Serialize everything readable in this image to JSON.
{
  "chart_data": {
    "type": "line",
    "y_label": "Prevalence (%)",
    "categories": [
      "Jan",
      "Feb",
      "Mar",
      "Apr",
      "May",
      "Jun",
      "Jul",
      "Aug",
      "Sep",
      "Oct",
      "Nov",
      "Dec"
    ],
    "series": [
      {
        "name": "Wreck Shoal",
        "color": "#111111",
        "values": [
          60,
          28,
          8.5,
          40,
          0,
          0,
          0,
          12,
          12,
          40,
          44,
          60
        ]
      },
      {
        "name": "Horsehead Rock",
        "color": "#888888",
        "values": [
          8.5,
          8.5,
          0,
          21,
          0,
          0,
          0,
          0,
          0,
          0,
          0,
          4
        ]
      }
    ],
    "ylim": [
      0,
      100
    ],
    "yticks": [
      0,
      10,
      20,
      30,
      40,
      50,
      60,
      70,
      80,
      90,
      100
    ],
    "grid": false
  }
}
-----
● **AIM**: Show the lines that mention the word "name".

● **RESPONSE TO THIS TASK**:
        "name": "Wreck Shoal",
        "name": "Horsehead Rock",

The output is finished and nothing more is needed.